Figure dataset records
%%

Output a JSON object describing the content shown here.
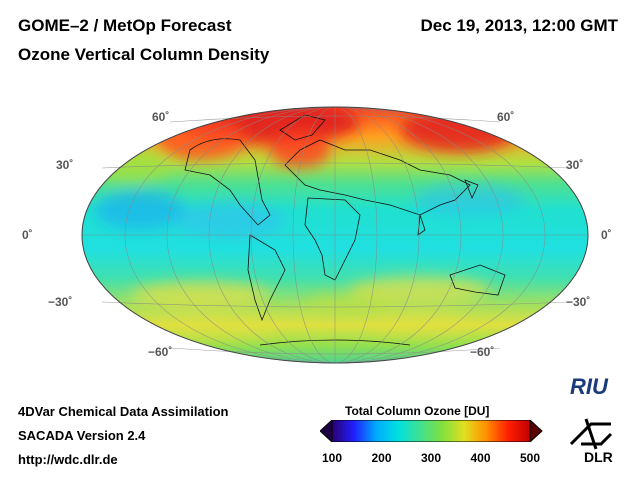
{
  "header": {
    "title_line1": "GOME–2 / MetOp Forecast",
    "title_line2": "Ozone Vertical Column Density",
    "datetime": "Dec 19, 2013, 12:00 GMT"
  },
  "footer": {
    "line1": "4DVar Chemical Data Assimilation",
    "line2": "SACADA Version 2.4",
    "line3": "http://wdc.dlr.de"
  },
  "map": {
    "projection": "hammer",
    "latitude_labels": {
      "n60": "60˚",
      "n30": "30˚",
      "eq": "0˚",
      "s30": "−30˚",
      "s60": "−60˚"
    }
  },
  "colorbar": {
    "title": "Total Column Ozone [DU]",
    "ticks": [
      "100",
      "200",
      "300",
      "400",
      "500"
    ],
    "min": 100,
    "max": 500,
    "colors": [
      "#2b0070",
      "#2020ff",
      "#00aaff",
      "#00e0e0",
      "#40e090",
      "#80e040",
      "#e0e020",
      "#ff9000",
      "#ff2000",
      "#c00000"
    ]
  },
  "logos": {
    "riu": "RIU",
    "dlr": "DLR",
    "riu_icon": "riu-logo-icon",
    "dlr_icon": "dlr-logo-icon"
  }
}
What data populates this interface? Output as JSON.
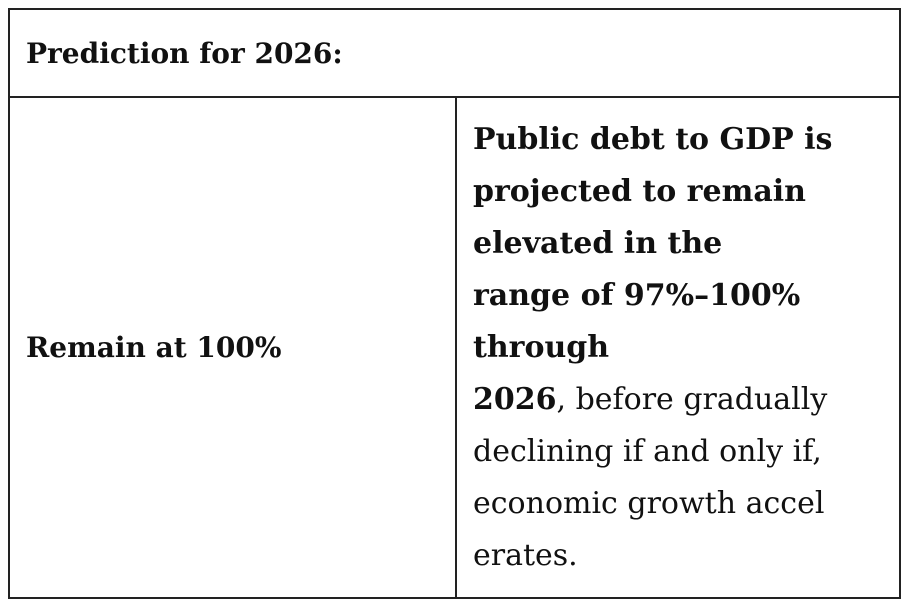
{
  "header": {
    "title": "Prediction for 2026:"
  },
  "table": {
    "rows": [
      {
        "label": "Remain at 100%",
        "bold": "Public debt to GDP is\nprojected to remain\nelevated in the\nrange of 97%–100%\nthrough\n2026",
        "regular": ", before gradually\ndeclining if and only if,\neconomic growth accel\nerates."
      }
    ]
  }
}
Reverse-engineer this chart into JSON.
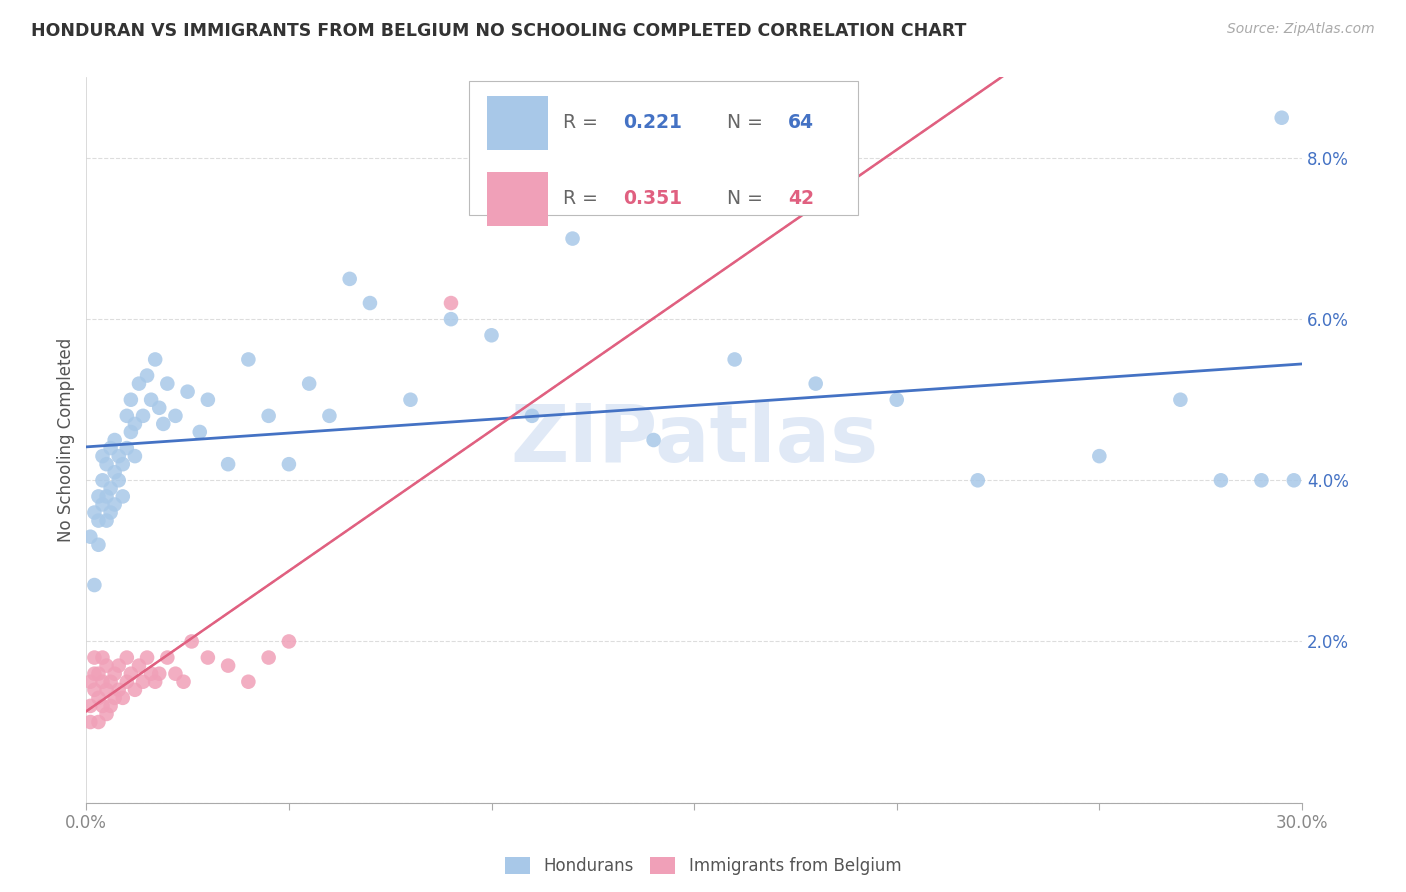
{
  "title": "HONDURAN VS IMMIGRANTS FROM BELGIUM NO SCHOOLING COMPLETED CORRELATION CHART",
  "source": "Source: ZipAtlas.com",
  "ylabel": "No Schooling Completed",
  "x_min": 0.0,
  "x_max": 0.3,
  "y_min": 0.0,
  "y_max": 0.09,
  "x_ticks": [
    0.0,
    0.05,
    0.1,
    0.15,
    0.2,
    0.25,
    0.3
  ],
  "x_tick_labels": [
    "0.0%",
    "",
    "",
    "",
    "",
    "",
    "30.0%"
  ],
  "y_ticks": [
    0.0,
    0.02,
    0.04,
    0.06,
    0.08
  ],
  "y_tick_labels": [
    "",
    "2.0%",
    "4.0%",
    "6.0%",
    "8.0%"
  ],
  "blue_color": "#A8C8E8",
  "pink_color": "#F0A0B8",
  "blue_line_color": "#4472C4",
  "pink_line_color": "#E06080",
  "watermark": "ZIPatlas",
  "watermark_color": "#C8D8F0",
  "hondurans_x": [
    0.001,
    0.002,
    0.002,
    0.003,
    0.003,
    0.003,
    0.004,
    0.004,
    0.004,
    0.005,
    0.005,
    0.005,
    0.006,
    0.006,
    0.006,
    0.007,
    0.007,
    0.007,
    0.008,
    0.008,
    0.009,
    0.009,
    0.01,
    0.01,
    0.011,
    0.011,
    0.012,
    0.012,
    0.013,
    0.014,
    0.015,
    0.016,
    0.017,
    0.018,
    0.019,
    0.02,
    0.022,
    0.025,
    0.028,
    0.03,
    0.035,
    0.04,
    0.045,
    0.05,
    0.055,
    0.06,
    0.065,
    0.07,
    0.08,
    0.09,
    0.1,
    0.11,
    0.12,
    0.14,
    0.16,
    0.18,
    0.2,
    0.22,
    0.25,
    0.27,
    0.28,
    0.29,
    0.295,
    0.298
  ],
  "hondurans_y": [
    0.033,
    0.036,
    0.027,
    0.038,
    0.035,
    0.032,
    0.04,
    0.037,
    0.043,
    0.035,
    0.038,
    0.042,
    0.036,
    0.039,
    0.044,
    0.037,
    0.041,
    0.045,
    0.04,
    0.043,
    0.038,
    0.042,
    0.044,
    0.048,
    0.046,
    0.05,
    0.043,
    0.047,
    0.052,
    0.048,
    0.053,
    0.05,
    0.055,
    0.049,
    0.047,
    0.052,
    0.048,
    0.051,
    0.046,
    0.05,
    0.042,
    0.055,
    0.048,
    0.042,
    0.052,
    0.048,
    0.065,
    0.062,
    0.05,
    0.06,
    0.058,
    0.048,
    0.07,
    0.045,
    0.055,
    0.052,
    0.05,
    0.04,
    0.043,
    0.05,
    0.04,
    0.04,
    0.085,
    0.04
  ],
  "belgium_x": [
    0.001,
    0.001,
    0.001,
    0.002,
    0.002,
    0.002,
    0.003,
    0.003,
    0.003,
    0.004,
    0.004,
    0.004,
    0.005,
    0.005,
    0.005,
    0.006,
    0.006,
    0.007,
    0.007,
    0.008,
    0.008,
    0.009,
    0.01,
    0.01,
    0.011,
    0.012,
    0.013,
    0.014,
    0.015,
    0.016,
    0.017,
    0.018,
    0.02,
    0.022,
    0.024,
    0.026,
    0.03,
    0.035,
    0.04,
    0.045,
    0.05,
    0.09
  ],
  "belgium_y": [
    0.012,
    0.015,
    0.01,
    0.014,
    0.016,
    0.018,
    0.01,
    0.013,
    0.016,
    0.012,
    0.015,
    0.018,
    0.011,
    0.014,
    0.017,
    0.012,
    0.015,
    0.013,
    0.016,
    0.014,
    0.017,
    0.013,
    0.015,
    0.018,
    0.016,
    0.014,
    0.017,
    0.015,
    0.018,
    0.016,
    0.015,
    0.016,
    0.018,
    0.016,
    0.015,
    0.02,
    0.018,
    0.017,
    0.015,
    0.018,
    0.02,
    0.062
  ]
}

%%

• _What the task requires_
Take the entries shown above and quote them verbatim, passing over the pictures.

• _Full answer_
Output a JSON object describing the content shown here.
{
  "header": {
    "title_line1": "GOME–2 / MetOp Forecast",
    "title_line2": "Ozone Vertical Column Density",
    "datetime": "Dec 19, 2013, 12:00 GMT"
  },
  "footer": {
    "line1": "4DVar Chemical Data Assimilation",
    "line2": "SACADA Version 2.4",
    "line3": "http://wdc.dlr.de"
  },
  "map": {
    "projection": "hammer",
    "latitude_labels": {
      "n60": "60˚",
      "n30": "30˚",
      "eq": "0˚",
      "s30": "−30˚",
      "s60": "−60˚"
    }
  },
  "colorbar": {
    "title": "Total Column Ozone [DU]",
    "ticks": [
      "100",
      "200",
      "300",
      "400",
      "500"
    ],
    "min": 100,
    "max": 500,
    "colors": [
      "#2b0070",
      "#2020ff",
      "#00aaff",
      "#00e0e0",
      "#40e090",
      "#80e040",
      "#e0e020",
      "#ff9000",
      "#ff2000",
      "#c00000"
    ]
  },
  "logos": {
    "riu": "RIU",
    "dlr": "DLR",
    "riu_icon": "riu-logo-icon",
    "dlr_icon": "dlr-logo-icon"
  }
}
What data populates this interface? Output as JSON.
{
  "header": {
    "title": "Prediction for 2026:"
  },
  "table": {
    "rows": [
      {
        "label": "Remain at 100%",
        "bold": "Public debt to GDP is\nprojected to remain\nelevated in the\nrange of 97%–100%\nthrough\n2026",
        "regular": ", before gradually\ndeclining if and only if,\neconomic growth accel\nerates."
      }
    ]
  }
}
Reverse-engineer this chart into JSON.
{
  "title": "HONDURAN VS IMMIGRANTS FROM BELGIUM NO SCHOOLING COMPLETED CORRELATION CHART",
  "source": "Source: ZipAtlas.com",
  "ylabel": "No Schooling Completed",
  "x_min": 0.0,
  "x_max": 0.3,
  "y_min": 0.0,
  "y_max": 0.09,
  "x_ticks": [
    0.0,
    0.05,
    0.1,
    0.15,
    0.2,
    0.25,
    0.3
  ],
  "x_tick_labels": [
    "0.0%",
    "",
    "",
    "",
    "",
    "",
    "30.0%"
  ],
  "y_ticks": [
    0.0,
    0.02,
    0.04,
    0.06,
    0.08
  ],
  "y_tick_labels": [
    "",
    "2.0%",
    "4.0%",
    "6.0%",
    "8.0%"
  ],
  "blue_color": "#A8C8E8",
  "pink_color": "#F0A0B8",
  "blue_line_color": "#4472C4",
  "pink_line_color": "#E06080",
  "watermark": "ZIPatlas",
  "watermark_color": "#C8D8F0",
  "hondurans_x": [
    0.001,
    0.002,
    0.002,
    0.003,
    0.003,
    0.003,
    0.004,
    0.004,
    0.004,
    0.005,
    0.005,
    0.005,
    0.006,
    0.006,
    0.006,
    0.007,
    0.007,
    0.007,
    0.008,
    0.008,
    0.009,
    0.009,
    0.01,
    0.01,
    0.011,
    0.011,
    0.012,
    0.012,
    0.013,
    0.014,
    0.015,
    0.016,
    0.017,
    0.018,
    0.019,
    0.02,
    0.022,
    0.025,
    0.028,
    0.03,
    0.035,
    0.04,
    0.045,
    0.05,
    0.055,
    0.06,
    0.065,
    0.07,
    0.08,
    0.09,
    0.1,
    0.11,
    0.12,
    0.14,
    0.16,
    0.18,
    0.2,
    0.22,
    0.25,
    0.27,
    0.28,
    0.29,
    0.295,
    0.298
  ],
  "hondurans_y": [
    0.033,
    0.036,
    0.027,
    0.038,
    0.035,
    0.032,
    0.04,
    0.037,
    0.043,
    0.035,
    0.038,
    0.042,
    0.036,
    0.039,
    0.044,
    0.037,
    0.041,
    0.045,
    0.04,
    0.043,
    0.038,
    0.042,
    0.044,
    0.048,
    0.046,
    0.05,
    0.043,
    0.047,
    0.052,
    0.048,
    0.053,
    0.05,
    0.055,
    0.049,
    0.047,
    0.052,
    0.048,
    0.051,
    0.046,
    0.05,
    0.042,
    0.055,
    0.048,
    0.042,
    0.052,
    0.048,
    0.065,
    0.062,
    0.05,
    0.06,
    0.058,
    0.048,
    0.07,
    0.045,
    0.055,
    0.052,
    0.05,
    0.04,
    0.043,
    0.05,
    0.04,
    0.04,
    0.085,
    0.04
  ],
  "belgium_x": [
    0.001,
    0.001,
    0.001,
    0.002,
    0.002,
    0.002,
    0.003,
    0.003,
    0.003,
    0.004,
    0.004,
    0.004,
    0.005,
    0.005,
    0.005,
    0.006,
    0.006,
    0.007,
    0.007,
    0.008,
    0.008,
    0.009,
    0.01,
    0.01,
    0.011,
    0.012,
    0.013,
    0.014,
    0.015,
    0.016,
    0.017,
    0.018,
    0.02,
    0.022,
    0.024,
    0.026,
    0.03,
    0.035,
    0.04,
    0.045,
    0.05,
    0.09
  ],
  "belgium_y": [
    0.012,
    0.015,
    0.01,
    0.014,
    0.016,
    0.018,
    0.01,
    0.013,
    0.016,
    0.012,
    0.015,
    0.018,
    0.011,
    0.014,
    0.017,
    0.012,
    0.015,
    0.013,
    0.016,
    0.014,
    0.017,
    0.013,
    0.015,
    0.018,
    0.016,
    0.014,
    0.017,
    0.015,
    0.018,
    0.016,
    0.015,
    0.016,
    0.018,
    0.016,
    0.015,
    0.02,
    0.018,
    0.017,
    0.015,
    0.018,
    0.02,
    0.062
  ]
}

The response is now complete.